RECORDS SHOWN:
═══

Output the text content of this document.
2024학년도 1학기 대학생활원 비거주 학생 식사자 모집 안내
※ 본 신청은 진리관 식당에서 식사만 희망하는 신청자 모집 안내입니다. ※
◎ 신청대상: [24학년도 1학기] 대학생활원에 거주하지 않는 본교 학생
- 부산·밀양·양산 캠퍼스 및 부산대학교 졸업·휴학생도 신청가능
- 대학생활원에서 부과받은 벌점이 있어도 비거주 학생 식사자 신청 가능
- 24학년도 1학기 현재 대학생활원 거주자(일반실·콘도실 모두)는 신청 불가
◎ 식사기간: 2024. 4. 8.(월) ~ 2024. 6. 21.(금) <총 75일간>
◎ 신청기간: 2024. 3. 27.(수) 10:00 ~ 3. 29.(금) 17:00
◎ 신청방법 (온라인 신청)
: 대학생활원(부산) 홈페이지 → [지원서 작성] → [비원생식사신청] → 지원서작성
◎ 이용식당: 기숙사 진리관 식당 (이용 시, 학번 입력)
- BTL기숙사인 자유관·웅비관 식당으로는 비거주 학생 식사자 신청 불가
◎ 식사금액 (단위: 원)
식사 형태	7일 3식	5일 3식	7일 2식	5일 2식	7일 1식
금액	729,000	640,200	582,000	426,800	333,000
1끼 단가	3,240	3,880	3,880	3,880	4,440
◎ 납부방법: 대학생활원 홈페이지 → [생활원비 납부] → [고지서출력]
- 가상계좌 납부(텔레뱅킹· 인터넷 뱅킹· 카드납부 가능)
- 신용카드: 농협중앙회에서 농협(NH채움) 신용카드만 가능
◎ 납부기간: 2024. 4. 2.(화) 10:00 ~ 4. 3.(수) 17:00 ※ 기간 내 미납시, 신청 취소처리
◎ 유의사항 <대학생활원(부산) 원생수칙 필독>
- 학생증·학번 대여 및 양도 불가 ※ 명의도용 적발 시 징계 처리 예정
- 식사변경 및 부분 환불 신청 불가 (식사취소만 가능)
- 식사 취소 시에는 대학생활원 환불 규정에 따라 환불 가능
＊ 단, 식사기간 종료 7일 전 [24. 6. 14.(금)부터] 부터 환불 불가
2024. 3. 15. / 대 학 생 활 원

═══

PROBLEM REQUIREMENTS: Give back all the records exactly as they stand.

SOLUTION TO THIS EXERCISE:
Output the text content of this document.
2024학년도 1학기 대학생활원 비거주 학생 식사자 모집 안내
※ 본 신청은 진리관 식당에서 식사만 희망하는 신청자 모집 안내입니다. ※
◎ 신청대상: [24학년도 1학기] 대학생활원에 거주하지 않는 본교 학생
- 부산·밀양·양산 캠퍼스 및 부산대학교 졸업·휴학생도 신청가능
- 대학생활원에서 부과받은 벌점이 있어도 비거주 학생 식사자 신청 가능
- 24학년도 1학기 현재 대학생활원 거주자(일반실·콘도실 모두)는 신청 불가
◎ 식사기간: 2024. 4. 8.(월) ~ 2024. 6. 21.(금) <총 75일간>
◎ 신청기간: 2024. 3. 27.(수) 10:00 ~ 3. 29.(금) 17:00
◎ 신청방법 (온라인 신청)
: 대학생활원(부산) 홈페이지 → [지원서 작성] → [비원생식사신청] → 지원서작성
◎ 이용식당: 기숙사 진리관 식당 (이용 시, 학번 입력)
- BTL기숙사인 자유관·웅비관 식당으로는 비거주 학생 식사자 신청 불가
◎ 식사금액 (단위: 원)
식사 형태	7일 3식	5일 3식	7일 2식	5일 2식	7일 1식
금액	729,000	640,200	582,000	426,800	333,000
1끼 단가	3,240	3,880	3,880	3,880	4,440
◎ 납부방법: 대학생활원 홈페이지 → [생활원비 납부] → [고지서출력]
- 가상계좌 납부(텔레뱅킹· 인터넷 뱅킹· 카드납부 가능)
- 신용카드: 농협중앙회에서 농협(NH채움) 신용카드만 가능
◎ 납부기간: 2024. 4. 2.(화) 10:00 ~ 4. 3.(수) 17:00 ※ 기간 내 미납시, 신청 취소처리
◎ 유의사항 <대학생활원(부산) 원생수칙 필독>
- 학생증·학번 대여 및 양도 불가 ※ 명의도용 적발 시 징계 처리 예정
- 식사변경 및 부분 환불 신청 불가 (식사취소만 가능)
- 식사 취소 시에는 대학생활원 환불 규정에 따라 환불 가능
＊ 단, 식사기간 종료 7일 전 [24. 6. 14.(금)부터] 부터 환불 불가
2024. 3. 15. / 대 학 생 활 원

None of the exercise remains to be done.